Il ne se gêne d’ailleurs pas pour souligner aux électeurs et aux électrices que le parti est présentement à égalité avec les libéraux dans Laurier-Dorion. « Contrairement à ailleurs au Québec, ce type de vote nous avantage », souligne le candidat.

Il compte sur l’envie des électeurs de tourner la page sur les libéraux. «On rappelle aux gens que le député sortant c’est Gerry Sklavounos. Et le parti libéral ne semble pas vouloir changer d’approche à Laurier-Dorion. Le nouveau candidat est quelqu’un qui provient du cercle restreint de Gerry Sklavounos. Ils ont choisi la continuité alors que les électeurs veulent tourner la page», s’exclame le candidat avec conviction. Le candidat du parti libéral, George Tsantrizos, a été le bras droit de Gerry Sklavounos pendant 11 ans comme attaché politique.

« En plus, ils mènent une campagne timide dans Villeray, ils semblent concentrer leur effort dans Parc-Extension seulement, alors que l’on s’assure d’être dans les deux quartiers », conclut Andres Fontecilla. Il estime aussi que la conjoncture est idéale pour donner un avantage à Québec Solidaire : « Il y a d’autres partis qui viennent piger dans l’électorat classique des libéraux. NPD Québec présente un candidat issu de la communauté grecque et les conservateurs ont un candidat de la communauté bangladaise. » Tout ça devrait gruger les votes du parti libéral, selon lui.

▸ Consigne 1: D'après l'article sur la campagne dans Laurier-Dorion, pendant combien d'années George Tsantrizos a-t-il été le bras droit de Gerry Sklavounos ?
Le texte et les enregistrements n'ont aucun lien entre eux.

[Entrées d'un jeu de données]

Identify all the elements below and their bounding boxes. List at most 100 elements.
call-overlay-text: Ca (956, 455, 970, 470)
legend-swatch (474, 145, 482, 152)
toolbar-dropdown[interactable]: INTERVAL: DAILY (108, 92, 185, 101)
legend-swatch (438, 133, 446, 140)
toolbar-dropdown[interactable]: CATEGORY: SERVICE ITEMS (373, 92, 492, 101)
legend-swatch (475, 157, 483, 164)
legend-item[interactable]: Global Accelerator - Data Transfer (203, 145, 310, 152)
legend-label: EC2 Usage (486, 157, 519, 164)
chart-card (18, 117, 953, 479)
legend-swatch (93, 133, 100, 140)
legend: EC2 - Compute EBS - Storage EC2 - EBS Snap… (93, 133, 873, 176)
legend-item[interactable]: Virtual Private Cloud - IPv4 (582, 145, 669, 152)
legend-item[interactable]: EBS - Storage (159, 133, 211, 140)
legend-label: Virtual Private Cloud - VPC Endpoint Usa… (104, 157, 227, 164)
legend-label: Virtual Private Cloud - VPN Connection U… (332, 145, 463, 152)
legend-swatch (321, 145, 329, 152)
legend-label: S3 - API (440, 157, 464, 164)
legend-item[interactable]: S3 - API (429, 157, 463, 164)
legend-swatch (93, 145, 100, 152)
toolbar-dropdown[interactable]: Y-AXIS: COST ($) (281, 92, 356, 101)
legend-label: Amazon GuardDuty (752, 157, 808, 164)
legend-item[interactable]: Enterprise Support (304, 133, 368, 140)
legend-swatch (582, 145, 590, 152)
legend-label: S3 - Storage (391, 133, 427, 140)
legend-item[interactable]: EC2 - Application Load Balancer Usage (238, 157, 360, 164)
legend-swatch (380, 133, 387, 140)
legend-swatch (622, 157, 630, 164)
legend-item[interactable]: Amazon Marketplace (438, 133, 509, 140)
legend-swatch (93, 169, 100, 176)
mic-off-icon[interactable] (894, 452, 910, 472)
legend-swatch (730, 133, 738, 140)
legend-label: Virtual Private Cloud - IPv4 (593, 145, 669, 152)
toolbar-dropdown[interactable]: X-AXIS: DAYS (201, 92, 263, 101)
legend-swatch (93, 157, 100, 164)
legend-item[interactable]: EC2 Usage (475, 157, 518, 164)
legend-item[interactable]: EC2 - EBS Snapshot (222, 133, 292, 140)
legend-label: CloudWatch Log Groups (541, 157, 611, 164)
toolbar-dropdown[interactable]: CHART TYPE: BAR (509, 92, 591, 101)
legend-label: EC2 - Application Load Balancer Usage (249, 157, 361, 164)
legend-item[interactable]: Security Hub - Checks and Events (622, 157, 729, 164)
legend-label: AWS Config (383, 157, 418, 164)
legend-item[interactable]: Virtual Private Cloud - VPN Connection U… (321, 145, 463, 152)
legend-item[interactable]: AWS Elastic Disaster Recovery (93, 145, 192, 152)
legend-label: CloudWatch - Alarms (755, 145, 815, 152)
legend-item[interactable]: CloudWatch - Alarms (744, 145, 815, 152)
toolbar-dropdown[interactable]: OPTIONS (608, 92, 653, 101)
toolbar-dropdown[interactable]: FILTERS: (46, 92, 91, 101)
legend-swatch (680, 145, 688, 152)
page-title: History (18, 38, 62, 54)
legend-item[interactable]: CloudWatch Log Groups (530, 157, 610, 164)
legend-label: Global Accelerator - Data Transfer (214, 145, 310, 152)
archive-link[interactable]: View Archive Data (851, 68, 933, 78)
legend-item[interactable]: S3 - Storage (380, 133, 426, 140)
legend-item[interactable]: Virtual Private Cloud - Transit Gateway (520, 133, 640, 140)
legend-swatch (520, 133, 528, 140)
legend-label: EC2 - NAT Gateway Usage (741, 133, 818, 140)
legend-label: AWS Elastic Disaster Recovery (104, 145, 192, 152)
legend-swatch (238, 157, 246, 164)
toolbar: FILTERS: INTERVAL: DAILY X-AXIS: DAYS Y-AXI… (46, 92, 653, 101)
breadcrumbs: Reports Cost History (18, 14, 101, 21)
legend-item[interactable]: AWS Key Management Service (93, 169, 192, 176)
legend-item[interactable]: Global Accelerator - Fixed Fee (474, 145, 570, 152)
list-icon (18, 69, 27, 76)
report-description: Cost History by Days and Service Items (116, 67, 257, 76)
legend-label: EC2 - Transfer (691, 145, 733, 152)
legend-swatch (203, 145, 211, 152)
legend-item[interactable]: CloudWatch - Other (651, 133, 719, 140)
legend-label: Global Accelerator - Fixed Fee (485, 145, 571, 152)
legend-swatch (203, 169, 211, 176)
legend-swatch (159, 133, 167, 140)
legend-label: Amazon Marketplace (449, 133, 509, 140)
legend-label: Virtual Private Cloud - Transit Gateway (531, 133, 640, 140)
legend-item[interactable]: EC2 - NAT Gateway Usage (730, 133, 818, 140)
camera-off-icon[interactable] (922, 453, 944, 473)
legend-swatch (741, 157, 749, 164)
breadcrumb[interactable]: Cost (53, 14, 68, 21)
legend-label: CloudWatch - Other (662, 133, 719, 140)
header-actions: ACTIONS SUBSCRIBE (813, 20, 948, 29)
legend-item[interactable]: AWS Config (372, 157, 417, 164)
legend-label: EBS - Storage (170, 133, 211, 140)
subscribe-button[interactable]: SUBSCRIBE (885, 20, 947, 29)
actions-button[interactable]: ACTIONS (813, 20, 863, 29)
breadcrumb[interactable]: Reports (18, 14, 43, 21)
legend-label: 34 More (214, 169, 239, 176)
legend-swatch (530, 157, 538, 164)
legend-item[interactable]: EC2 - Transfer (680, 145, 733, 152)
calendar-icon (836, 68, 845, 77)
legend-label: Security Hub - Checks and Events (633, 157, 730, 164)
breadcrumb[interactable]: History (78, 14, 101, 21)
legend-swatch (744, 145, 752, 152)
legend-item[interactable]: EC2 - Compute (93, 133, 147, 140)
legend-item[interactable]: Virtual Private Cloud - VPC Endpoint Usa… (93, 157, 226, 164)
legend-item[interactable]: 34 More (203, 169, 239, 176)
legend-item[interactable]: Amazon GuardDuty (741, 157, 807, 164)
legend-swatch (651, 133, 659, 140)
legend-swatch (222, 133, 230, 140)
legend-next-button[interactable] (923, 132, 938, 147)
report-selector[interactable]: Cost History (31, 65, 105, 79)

▸ Consigne 2: Dans les enregistrements, substituez "toolbar-select" à "toolbar-dropdown" sur le passage allant du début jusqu'à la ligne contenant "legend-swatch (438, 133, 446, 140)" incluse. Ne modifiez rien d'autre et recopiez uniquement ces lignes.

▸ Réponse attendue 1: Pendant 11 ans, comme attaché politique.

▸ Réponse attendue 2:
Identify all the elements below and their bounding boxes. List at most 100 elements.
call-overlay-text: Ca (956, 455, 970, 470)
legend-swatch (474, 145, 482, 152)
toolbar-select[interactable]: INTERVAL: DAILY (108, 92, 185, 101)
legend-swatch (438, 133, 446, 140)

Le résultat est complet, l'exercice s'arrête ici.